:: Excerpted records

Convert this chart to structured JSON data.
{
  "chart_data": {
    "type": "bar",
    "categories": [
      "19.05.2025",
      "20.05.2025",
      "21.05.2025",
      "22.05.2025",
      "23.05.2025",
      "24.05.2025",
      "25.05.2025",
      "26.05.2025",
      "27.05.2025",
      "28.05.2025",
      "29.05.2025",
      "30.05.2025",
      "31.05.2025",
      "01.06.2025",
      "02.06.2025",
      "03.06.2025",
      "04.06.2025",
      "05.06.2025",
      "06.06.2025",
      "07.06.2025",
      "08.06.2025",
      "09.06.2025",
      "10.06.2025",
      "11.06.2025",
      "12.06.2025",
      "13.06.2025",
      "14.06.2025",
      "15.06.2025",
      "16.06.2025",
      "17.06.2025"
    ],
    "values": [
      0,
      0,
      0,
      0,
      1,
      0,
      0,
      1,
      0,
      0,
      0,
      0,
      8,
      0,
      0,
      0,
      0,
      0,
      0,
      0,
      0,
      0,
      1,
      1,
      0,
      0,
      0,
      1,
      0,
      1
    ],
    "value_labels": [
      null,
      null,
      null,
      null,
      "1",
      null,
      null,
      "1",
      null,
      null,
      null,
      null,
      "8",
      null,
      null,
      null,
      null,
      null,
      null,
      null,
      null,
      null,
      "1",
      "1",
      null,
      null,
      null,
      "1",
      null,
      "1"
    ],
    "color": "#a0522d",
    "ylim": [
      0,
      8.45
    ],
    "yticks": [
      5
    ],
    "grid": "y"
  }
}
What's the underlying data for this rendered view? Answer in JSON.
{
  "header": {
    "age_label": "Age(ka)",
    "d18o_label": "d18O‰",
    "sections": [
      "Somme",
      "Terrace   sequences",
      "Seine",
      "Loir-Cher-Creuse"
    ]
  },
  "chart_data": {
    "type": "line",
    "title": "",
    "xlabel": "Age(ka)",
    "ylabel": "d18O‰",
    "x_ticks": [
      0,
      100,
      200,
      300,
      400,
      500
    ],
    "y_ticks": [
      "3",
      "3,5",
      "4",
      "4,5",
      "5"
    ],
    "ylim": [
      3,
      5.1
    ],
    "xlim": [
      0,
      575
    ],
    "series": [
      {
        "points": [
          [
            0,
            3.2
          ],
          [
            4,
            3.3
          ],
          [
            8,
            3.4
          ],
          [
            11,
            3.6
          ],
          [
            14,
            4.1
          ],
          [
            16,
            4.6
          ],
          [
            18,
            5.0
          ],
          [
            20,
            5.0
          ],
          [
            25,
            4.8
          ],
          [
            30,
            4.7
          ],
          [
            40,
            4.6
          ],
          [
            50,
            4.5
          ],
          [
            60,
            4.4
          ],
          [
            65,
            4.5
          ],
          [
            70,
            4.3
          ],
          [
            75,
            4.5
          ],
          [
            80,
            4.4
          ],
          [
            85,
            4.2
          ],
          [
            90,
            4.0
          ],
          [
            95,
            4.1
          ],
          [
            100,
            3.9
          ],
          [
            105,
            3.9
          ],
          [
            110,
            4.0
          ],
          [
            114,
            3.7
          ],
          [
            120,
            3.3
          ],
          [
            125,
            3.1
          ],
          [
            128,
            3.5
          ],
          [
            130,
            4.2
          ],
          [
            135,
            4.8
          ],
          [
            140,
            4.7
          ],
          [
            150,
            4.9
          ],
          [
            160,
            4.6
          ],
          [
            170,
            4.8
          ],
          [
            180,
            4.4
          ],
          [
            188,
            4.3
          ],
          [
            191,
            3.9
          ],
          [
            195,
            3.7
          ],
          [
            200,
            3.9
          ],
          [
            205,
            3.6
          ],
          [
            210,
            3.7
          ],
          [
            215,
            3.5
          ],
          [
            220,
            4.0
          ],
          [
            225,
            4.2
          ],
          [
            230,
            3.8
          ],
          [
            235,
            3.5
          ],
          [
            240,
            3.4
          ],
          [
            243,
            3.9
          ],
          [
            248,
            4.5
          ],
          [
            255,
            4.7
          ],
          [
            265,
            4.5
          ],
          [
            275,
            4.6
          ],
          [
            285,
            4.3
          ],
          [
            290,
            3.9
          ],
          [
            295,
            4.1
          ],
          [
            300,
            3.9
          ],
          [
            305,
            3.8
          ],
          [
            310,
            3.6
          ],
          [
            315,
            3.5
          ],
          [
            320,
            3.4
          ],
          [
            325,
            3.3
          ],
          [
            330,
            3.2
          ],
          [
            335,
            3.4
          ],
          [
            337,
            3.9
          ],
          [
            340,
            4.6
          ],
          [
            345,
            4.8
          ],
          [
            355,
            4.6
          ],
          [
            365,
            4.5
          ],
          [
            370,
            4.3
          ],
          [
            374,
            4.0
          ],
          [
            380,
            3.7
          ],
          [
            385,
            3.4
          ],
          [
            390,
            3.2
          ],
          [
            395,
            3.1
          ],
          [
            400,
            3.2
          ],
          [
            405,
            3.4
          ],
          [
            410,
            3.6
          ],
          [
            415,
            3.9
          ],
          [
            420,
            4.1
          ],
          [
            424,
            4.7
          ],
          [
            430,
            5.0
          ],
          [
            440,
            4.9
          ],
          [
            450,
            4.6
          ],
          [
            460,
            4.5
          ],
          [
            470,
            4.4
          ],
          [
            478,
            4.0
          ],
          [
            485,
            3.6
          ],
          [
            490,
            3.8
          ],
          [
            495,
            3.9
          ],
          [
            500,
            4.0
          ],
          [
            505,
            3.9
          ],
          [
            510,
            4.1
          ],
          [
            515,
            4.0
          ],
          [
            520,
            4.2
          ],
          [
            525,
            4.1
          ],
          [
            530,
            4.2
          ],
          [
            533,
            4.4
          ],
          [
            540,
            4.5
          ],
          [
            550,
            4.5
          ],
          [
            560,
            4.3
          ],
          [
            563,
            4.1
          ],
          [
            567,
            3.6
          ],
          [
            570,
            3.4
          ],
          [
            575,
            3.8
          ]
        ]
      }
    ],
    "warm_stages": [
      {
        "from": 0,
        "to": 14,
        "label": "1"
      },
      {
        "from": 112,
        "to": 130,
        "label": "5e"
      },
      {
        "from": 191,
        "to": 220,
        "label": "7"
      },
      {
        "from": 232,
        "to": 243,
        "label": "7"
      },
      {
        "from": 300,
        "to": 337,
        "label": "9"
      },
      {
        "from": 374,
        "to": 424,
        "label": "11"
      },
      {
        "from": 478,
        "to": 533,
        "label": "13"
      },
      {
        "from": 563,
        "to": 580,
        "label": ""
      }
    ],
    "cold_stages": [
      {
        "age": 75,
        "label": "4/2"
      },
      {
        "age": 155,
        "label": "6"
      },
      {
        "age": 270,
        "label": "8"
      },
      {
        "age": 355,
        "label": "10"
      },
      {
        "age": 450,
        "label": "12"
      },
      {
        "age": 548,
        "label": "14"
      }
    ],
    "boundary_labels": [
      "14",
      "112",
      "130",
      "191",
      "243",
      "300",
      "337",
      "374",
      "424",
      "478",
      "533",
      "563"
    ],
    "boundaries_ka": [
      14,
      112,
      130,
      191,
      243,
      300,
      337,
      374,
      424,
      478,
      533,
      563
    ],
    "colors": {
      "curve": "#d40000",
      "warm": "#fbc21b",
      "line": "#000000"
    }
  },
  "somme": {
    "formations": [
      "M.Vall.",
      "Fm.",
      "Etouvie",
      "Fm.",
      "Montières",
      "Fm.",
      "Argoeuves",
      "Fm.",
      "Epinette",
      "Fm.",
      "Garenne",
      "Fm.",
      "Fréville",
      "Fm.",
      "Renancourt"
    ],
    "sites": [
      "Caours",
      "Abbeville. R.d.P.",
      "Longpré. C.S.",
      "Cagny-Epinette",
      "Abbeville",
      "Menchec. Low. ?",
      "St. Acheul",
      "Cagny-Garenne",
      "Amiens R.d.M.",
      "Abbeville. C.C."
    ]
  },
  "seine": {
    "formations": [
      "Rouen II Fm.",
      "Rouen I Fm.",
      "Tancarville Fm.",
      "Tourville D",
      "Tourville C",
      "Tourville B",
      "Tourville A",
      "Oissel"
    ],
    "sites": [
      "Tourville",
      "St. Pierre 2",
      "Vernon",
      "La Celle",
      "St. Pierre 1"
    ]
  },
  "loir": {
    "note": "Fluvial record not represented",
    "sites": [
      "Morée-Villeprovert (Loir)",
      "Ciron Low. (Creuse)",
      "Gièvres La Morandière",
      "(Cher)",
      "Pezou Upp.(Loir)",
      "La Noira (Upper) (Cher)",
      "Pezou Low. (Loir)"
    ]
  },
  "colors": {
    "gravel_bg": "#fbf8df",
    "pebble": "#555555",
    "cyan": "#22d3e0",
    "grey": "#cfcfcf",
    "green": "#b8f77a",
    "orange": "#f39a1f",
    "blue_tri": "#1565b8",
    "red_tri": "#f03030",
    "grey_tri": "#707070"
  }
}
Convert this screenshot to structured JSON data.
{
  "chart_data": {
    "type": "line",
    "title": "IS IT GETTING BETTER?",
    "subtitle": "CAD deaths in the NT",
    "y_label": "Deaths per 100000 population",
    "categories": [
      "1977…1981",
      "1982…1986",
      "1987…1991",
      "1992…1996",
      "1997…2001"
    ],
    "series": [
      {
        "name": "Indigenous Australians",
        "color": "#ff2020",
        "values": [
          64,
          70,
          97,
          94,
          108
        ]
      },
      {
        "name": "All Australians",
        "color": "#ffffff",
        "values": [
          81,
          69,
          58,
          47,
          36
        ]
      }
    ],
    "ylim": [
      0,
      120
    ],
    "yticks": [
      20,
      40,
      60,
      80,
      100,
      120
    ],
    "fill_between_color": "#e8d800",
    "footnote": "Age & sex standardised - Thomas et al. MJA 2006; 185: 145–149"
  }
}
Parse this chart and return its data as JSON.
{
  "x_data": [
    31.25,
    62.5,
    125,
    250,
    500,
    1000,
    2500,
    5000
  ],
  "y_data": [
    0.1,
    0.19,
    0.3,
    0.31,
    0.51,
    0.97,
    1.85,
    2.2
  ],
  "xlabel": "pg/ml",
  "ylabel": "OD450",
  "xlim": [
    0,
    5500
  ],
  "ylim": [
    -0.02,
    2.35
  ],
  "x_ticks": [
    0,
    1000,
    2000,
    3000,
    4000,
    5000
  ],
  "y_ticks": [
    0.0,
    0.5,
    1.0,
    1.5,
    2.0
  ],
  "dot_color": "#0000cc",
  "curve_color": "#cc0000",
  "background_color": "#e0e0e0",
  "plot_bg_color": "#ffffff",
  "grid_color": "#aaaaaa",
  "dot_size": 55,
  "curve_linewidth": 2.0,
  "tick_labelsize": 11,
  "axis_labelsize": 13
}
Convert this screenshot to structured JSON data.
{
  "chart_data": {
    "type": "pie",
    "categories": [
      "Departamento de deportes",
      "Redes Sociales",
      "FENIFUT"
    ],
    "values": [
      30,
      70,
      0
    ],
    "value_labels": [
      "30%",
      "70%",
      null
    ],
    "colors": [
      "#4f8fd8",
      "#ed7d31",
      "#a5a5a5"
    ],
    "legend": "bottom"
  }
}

::::

In the listing above, find the lines holding the word "type" and copy them.

■ Exercise output
    "type": "bar",
    "type": "line",
    "type": "line",
    "type": "pie",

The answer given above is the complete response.